Data records
** Begin **
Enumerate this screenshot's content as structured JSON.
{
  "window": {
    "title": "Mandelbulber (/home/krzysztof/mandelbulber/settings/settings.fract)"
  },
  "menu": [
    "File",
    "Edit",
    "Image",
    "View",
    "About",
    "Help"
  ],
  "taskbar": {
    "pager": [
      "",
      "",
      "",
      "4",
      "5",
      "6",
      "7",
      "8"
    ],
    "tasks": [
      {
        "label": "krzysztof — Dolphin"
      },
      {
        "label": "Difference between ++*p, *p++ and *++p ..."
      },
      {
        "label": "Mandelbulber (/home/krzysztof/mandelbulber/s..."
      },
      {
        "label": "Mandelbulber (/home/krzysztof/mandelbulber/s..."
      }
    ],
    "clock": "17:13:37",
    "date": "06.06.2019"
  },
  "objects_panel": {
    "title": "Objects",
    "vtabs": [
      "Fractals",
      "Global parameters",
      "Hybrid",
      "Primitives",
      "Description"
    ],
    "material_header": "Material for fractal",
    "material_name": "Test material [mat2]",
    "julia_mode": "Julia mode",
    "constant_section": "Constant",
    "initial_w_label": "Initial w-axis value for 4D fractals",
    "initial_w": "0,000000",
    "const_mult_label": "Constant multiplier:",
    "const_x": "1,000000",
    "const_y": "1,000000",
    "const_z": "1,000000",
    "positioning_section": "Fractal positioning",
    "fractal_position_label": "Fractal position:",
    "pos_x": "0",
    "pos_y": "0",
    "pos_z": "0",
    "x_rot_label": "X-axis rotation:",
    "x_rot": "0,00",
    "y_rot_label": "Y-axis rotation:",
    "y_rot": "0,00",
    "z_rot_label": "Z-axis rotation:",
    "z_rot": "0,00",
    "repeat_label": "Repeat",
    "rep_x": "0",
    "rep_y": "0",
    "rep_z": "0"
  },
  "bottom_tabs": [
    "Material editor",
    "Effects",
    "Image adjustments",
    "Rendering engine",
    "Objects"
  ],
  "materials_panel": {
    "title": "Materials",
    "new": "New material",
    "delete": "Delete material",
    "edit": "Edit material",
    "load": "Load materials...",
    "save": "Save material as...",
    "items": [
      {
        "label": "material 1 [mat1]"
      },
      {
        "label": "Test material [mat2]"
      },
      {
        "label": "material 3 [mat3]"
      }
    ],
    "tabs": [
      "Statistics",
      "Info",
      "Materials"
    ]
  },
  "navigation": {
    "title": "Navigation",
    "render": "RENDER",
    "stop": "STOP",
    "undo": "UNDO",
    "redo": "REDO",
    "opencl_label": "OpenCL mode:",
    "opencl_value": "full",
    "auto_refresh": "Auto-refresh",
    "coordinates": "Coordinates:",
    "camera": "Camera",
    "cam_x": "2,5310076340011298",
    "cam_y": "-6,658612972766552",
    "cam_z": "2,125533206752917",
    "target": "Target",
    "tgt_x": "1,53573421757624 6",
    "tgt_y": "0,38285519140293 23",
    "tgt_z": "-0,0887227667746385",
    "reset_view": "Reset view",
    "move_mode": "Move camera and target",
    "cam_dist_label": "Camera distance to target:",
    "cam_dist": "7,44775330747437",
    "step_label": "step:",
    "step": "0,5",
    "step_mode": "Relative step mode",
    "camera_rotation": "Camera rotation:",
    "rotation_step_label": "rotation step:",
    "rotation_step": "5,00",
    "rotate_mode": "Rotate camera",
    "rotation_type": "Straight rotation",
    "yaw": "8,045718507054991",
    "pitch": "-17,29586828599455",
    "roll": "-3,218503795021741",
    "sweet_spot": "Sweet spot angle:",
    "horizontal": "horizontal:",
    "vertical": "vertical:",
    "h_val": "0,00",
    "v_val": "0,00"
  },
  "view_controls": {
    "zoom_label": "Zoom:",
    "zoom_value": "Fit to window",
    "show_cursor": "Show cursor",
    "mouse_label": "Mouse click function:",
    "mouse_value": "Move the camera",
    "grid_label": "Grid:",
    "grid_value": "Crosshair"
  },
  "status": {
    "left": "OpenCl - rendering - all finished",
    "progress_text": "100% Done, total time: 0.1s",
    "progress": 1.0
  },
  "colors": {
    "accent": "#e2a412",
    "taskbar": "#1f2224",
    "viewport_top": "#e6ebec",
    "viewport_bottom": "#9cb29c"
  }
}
** End **
Reproduce each record exactly, leaving nothing out.

Enumerate this screenshot's content as structured JSON.
{
  "window": {
    "title": "Mandelbulber (/home/krzysztof/mandelbulber/settings/settings.fract)"
  },
  "menu": [
    "File",
    "Edit",
    "Image",
    "View",
    "About",
    "Help"
  ],
  "taskbar": {
    "pager": [
      "",
      "",
      "",
      "4",
      "5",
      "6",
      "7",
      "8"
    ],
    "tasks": [
      {
        "label": "krzysztof — Dolphin"
      },
      {
        "label": "Difference between ++*p, *p++ and *++p ..."
      },
      {
        "label": "Mandelbulber (/home/krzysztof/mandelbulber/s..."
      },
      {
        "label": "Mandelbulber (/home/krzysztof/mandelbulber/s..."
      }
    ],
    "clock": "17:13:37",
    "date": "06.06.2019"
  },
  "objects_panel": {
    "title": "Objects",
    "vtabs": [
      "Fractals",
      "Global parameters",
      "Hybrid",
      "Primitives",
      "Description"
    ],
    "material_header": "Material for fractal",
    "material_name": "Test material [mat2]",
    "julia_mode": "Julia mode",
    "constant_section": "Constant",
    "initial_w_label": "Initial w-axis value for 4D fractals",
    "initial_w": "0,000000",
    "const_mult_label": "Constant multiplier:",
    "const_x": "1,000000",
    "const_y": "1,000000",
    "const_z": "1,000000",
    "positioning_section": "Fractal positioning",
    "fractal_position_label": "Fractal position:",
    "pos_x": "0",
    "pos_y": "0",
    "pos_z": "0",
    "x_rot_label": "X-axis rotation:",
    "x_rot": "0,00",
    "y_rot_label": "Y-axis rotation:",
    "y_rot": "0,00",
    "z_rot_label": "Z-axis rotation:",
    "z_rot": "0,00",
    "repeat_label": "Repeat",
    "rep_x": "0",
    "rep_y": "0",
    "rep_z": "0"
  },
  "bottom_tabs": [
    "Material editor",
    "Effects",
    "Image adjustments",
    "Rendering engine",
    "Objects"
  ],
  "materials_panel": {
    "title": "Materials",
    "new": "New material",
    "delete": "Delete material",
    "edit": "Edit material",
    "load": "Load materials...",
    "save": "Save material as...",
    "items": [
      {
        "label": "material 1 [mat1]"
      },
      {
        "label": "Test material [mat2]"
      },
      {
        "label": "material 3 [mat3]"
      }
    ],
    "tabs": [
      "Statistics",
      "Info",
      "Materials"
    ]
  },
  "navigation": {
    "title": "Navigation",
    "render": "RENDER",
    "stop": "STOP",
    "undo": "UNDO",
    "redo": "REDO",
    "opencl_label": "OpenCL mode:",
    "opencl_value": "full",
    "auto_refresh": "Auto-refresh",
    "coordinates": "Coordinates:",
    "camera": "Camera",
    "cam_x": "2,5310076340011298",
    "cam_y": "-6,658612972766552",
    "cam_z": "2,125533206752917",
    "target": "Target",
    "tgt_x": "1,53573421757624 6",
    "tgt_y": "0,38285519140293 23",
    "tgt_z": "-0,0887227667746385",
    "reset_view": "Reset view",
    "move_mode": "Move camera and target",
    "cam_dist_label": "Camera distance to target:",
    "cam_dist": "7,44775330747437",
    "step_label": "step:",
    "step": "0,5",
    "step_mode": "Relative step mode",
    "camera_rotation": "Camera rotation:",
    "rotation_step_label": "rotation step:",
    "rotation_step": "5,00",
    "rotate_mode": "Rotate camera",
    "rotation_type": "Straight rotation",
    "yaw": "8,045718507054991",
    "pitch": "-17,29586828599455",
    "roll": "-3,218503795021741",
    "sweet_spot": "Sweet spot angle:",
    "horizontal": "horizontal:",
    "vertical": "vertical:",
    "h_val": "0,00",
    "v_val": "0,00"
  },
  "view_controls": {
    "zoom_label": "Zoom:",
    "zoom_value": "Fit to window",
    "show_cursor": "Show cursor",
    "mouse_label": "Mouse click function:",
    "mouse_value": "Move the camera",
    "grid_label": "Grid:",
    "grid_value": "Crosshair"
  },
  "status": {
    "left": "OpenCl - rendering - all finished",
    "progress_text": "100% Done, total time: 0.1s",
    "progress": 1.0
  },
  "colors": {
    "accent": "#e2a412",
    "taskbar": "#1f2224",
    "viewport_top": "#e6ebec",
    "viewport_bottom": "#9cb29c"
  }
}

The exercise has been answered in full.